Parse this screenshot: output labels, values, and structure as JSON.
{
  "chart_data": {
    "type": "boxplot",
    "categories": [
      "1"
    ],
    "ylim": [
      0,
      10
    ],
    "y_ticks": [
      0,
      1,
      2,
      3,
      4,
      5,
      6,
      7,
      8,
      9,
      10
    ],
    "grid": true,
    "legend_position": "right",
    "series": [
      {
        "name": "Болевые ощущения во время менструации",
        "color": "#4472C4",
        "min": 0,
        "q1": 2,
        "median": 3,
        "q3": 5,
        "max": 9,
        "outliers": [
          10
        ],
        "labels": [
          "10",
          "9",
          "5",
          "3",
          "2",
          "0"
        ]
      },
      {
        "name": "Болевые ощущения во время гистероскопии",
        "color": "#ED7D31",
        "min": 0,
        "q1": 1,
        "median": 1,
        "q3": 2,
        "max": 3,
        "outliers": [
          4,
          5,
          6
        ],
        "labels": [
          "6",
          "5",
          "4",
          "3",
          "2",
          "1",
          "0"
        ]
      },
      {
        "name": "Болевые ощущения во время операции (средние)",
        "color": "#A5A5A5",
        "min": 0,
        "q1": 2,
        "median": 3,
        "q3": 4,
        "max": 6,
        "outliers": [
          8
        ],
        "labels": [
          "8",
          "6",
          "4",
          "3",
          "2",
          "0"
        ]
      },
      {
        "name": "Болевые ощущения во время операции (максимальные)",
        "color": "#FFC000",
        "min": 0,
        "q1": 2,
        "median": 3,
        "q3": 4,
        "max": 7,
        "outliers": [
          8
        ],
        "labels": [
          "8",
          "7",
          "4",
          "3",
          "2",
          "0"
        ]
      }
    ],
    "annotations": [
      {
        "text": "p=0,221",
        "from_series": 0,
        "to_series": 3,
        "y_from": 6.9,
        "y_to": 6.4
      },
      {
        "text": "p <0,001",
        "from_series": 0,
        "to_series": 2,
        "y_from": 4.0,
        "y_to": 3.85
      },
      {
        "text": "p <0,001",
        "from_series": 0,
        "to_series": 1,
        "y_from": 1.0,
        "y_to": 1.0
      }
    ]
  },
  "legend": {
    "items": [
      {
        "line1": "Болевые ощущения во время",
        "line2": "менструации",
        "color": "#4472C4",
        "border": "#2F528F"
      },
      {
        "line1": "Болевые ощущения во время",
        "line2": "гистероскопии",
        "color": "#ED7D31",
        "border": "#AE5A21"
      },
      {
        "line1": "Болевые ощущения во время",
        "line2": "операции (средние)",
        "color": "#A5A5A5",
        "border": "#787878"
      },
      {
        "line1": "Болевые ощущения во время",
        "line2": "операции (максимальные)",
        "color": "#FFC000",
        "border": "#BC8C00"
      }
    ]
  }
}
■ ■ ■
Faithfully reproduce all of the records, character for character.

Parse this screenshot: output labels, values, and structure as JSON.
{
  "chart_data": {
    "type": "boxplot",
    "categories": [
      "1"
    ],
    "ylim": [
      0,
      10
    ],
    "y_ticks": [
      0,
      1,
      2,
      3,
      4,
      5,
      6,
      7,
      8,
      9,
      10
    ],
    "grid": true,
    "legend_position": "right",
    "series": [
      {
        "name": "Болевые ощущения во время менструации",
        "color": "#4472C4",
        "min": 0,
        "q1": 2,
        "median": 3,
        "q3": 5,
        "max": 9,
        "outliers": [
          10
        ],
        "labels": [
          "10",
          "9",
          "5",
          "3",
          "2",
          "0"
        ]
      },
      {
        "name": "Болевые ощущения во время гистероскопии",
        "color": "#ED7D31",
        "min": 0,
        "q1": 1,
        "median": 1,
        "q3": 2,
        "max": 3,
        "outliers": [
          4,
          5,
          6
        ],
        "labels": [
          "6",
          "5",
          "4",
          "3",
          "2",
          "1",
          "0"
        ]
      },
      {
        "name": "Болевые ощущения во время операции (средние)",
        "color": "#A5A5A5",
        "min": 0,
        "q1": 2,
        "median": 3,
        "q3": 4,
        "max": 6,
        "outliers": [
          8
        ],
        "labels": [
          "8",
          "6",
          "4",
          "3",
          "2",
          "0"
        ]
      },
      {
        "name": "Болевые ощущения во время операции (максимальные)",
        "color": "#FFC000",
        "min": 0,
        "q1": 2,
        "median": 3,
        "q3": 4,
        "max": 7,
        "outliers": [
          8
        ],
        "labels": [
          "8",
          "7",
          "4",
          "3",
          "2",
          "0"
        ]
      }
    ],
    "annotations": [
      {
        "text": "p=0,221",
        "from_series": 0,
        "to_series": 3,
        "y_from": 6.9,
        "y_to": 6.4
      },
      {
        "text": "p <0,001",
        "from_series": 0,
        "to_series": 2,
        "y_from": 4.0,
        "y_to": 3.85
      },
      {
        "text": "p <0,001",
        "from_series": 0,
        "to_series": 1,
        "y_from": 1.0,
        "y_to": 1.0
      }
    ]
  },
  "legend": {
    "items": [
      {
        "line1": "Болевые ощущения во время",
        "line2": "менструации",
        "color": "#4472C4",
        "border": "#2F528F"
      },
      {
        "line1": "Болевые ощущения во время",
        "line2": "гистероскопии",
        "color": "#ED7D31",
        "border": "#AE5A21"
      },
      {
        "line1": "Болевые ощущения во время",
        "line2": "операции (средние)",
        "color": "#A5A5A5",
        "border": "#787878"
      },
      {
        "line1": "Болевые ощущения во время",
        "line2": "операции (максимальные)",
        "color": "#FFC000",
        "border": "#BC8C00"
      }
    ]
  }
}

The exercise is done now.